The data:
-- -- --

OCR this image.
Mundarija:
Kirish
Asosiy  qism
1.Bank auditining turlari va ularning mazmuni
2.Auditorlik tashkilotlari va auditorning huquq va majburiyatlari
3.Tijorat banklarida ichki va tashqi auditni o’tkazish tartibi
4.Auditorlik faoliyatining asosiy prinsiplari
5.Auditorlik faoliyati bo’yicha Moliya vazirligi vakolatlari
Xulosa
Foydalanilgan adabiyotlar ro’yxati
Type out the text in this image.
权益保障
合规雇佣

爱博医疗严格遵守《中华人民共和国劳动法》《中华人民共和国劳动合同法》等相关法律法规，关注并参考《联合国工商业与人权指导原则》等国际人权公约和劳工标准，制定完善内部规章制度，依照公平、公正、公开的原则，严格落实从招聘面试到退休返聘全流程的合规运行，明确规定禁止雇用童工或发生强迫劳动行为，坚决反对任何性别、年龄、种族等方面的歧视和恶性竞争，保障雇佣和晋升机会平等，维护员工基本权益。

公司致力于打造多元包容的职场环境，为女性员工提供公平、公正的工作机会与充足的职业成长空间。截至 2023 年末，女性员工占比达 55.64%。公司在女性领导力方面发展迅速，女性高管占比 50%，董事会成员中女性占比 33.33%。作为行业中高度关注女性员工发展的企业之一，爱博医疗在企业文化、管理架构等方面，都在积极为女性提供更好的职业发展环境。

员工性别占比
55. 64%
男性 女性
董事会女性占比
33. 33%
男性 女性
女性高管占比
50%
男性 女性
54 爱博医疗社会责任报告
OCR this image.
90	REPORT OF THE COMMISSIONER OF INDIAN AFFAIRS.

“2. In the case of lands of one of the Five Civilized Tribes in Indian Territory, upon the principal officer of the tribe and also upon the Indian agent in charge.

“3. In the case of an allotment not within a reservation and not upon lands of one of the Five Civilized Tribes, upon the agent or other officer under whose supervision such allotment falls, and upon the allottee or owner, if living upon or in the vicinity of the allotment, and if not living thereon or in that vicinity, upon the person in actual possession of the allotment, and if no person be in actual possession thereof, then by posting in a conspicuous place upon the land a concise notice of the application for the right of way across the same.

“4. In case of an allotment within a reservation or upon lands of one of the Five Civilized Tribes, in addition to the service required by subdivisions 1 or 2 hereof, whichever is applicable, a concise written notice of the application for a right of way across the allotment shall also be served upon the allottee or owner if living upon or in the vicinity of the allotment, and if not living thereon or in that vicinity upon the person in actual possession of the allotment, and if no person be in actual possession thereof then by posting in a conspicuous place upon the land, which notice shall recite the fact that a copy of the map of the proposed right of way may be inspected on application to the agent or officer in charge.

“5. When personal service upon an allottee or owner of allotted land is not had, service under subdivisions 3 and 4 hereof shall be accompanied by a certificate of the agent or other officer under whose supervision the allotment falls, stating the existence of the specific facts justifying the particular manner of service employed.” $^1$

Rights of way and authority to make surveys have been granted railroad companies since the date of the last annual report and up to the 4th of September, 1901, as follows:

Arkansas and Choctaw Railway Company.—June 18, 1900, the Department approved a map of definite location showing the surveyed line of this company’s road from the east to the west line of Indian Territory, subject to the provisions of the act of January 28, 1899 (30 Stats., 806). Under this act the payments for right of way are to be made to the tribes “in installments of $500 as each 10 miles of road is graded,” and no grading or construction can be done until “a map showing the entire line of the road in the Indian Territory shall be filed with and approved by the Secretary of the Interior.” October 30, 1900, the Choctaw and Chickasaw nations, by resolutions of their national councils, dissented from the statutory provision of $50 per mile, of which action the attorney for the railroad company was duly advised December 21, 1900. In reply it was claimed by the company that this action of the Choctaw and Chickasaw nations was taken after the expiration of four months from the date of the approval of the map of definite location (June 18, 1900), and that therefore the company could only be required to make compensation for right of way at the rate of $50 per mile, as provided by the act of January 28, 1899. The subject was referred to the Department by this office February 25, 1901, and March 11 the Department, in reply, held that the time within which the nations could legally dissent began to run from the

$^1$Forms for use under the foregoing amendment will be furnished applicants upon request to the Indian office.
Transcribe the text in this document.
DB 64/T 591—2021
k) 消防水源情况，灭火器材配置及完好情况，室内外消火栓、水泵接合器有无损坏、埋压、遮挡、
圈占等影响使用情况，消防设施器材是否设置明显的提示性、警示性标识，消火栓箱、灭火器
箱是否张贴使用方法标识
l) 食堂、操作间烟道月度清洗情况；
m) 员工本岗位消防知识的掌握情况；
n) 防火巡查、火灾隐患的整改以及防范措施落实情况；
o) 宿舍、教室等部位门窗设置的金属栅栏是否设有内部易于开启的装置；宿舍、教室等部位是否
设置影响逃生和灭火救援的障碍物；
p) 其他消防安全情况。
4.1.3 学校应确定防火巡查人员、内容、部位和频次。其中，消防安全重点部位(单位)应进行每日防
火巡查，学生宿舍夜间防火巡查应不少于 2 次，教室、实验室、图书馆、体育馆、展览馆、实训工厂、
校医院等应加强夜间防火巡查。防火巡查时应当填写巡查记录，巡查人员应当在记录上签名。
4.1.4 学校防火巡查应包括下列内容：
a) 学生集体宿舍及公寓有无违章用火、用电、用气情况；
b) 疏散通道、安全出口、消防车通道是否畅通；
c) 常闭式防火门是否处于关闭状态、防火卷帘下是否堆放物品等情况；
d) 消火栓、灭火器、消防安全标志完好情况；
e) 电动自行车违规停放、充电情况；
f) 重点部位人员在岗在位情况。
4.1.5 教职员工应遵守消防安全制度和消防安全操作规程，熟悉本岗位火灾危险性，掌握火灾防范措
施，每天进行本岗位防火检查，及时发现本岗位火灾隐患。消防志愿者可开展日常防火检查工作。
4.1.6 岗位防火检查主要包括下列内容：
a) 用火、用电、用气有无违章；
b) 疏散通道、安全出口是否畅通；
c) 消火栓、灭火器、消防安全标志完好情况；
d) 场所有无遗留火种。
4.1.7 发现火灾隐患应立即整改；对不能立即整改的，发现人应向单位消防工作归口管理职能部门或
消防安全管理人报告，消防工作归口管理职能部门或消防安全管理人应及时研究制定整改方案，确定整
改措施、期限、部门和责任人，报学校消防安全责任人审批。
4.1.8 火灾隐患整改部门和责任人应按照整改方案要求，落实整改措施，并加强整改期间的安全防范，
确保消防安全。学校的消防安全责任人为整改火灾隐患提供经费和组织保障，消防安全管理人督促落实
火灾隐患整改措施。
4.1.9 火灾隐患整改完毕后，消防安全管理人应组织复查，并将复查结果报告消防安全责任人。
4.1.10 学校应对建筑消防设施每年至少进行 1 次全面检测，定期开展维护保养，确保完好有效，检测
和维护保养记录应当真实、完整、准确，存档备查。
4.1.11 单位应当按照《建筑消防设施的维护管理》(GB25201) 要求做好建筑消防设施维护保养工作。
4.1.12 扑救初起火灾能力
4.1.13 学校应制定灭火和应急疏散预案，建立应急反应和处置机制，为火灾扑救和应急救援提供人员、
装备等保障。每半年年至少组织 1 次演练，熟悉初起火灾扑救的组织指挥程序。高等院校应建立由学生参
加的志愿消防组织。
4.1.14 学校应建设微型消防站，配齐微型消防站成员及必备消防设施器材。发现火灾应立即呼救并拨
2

-- -- --

Say, as a bare number, how many lines in the entries above include the string "notice".

The response:
2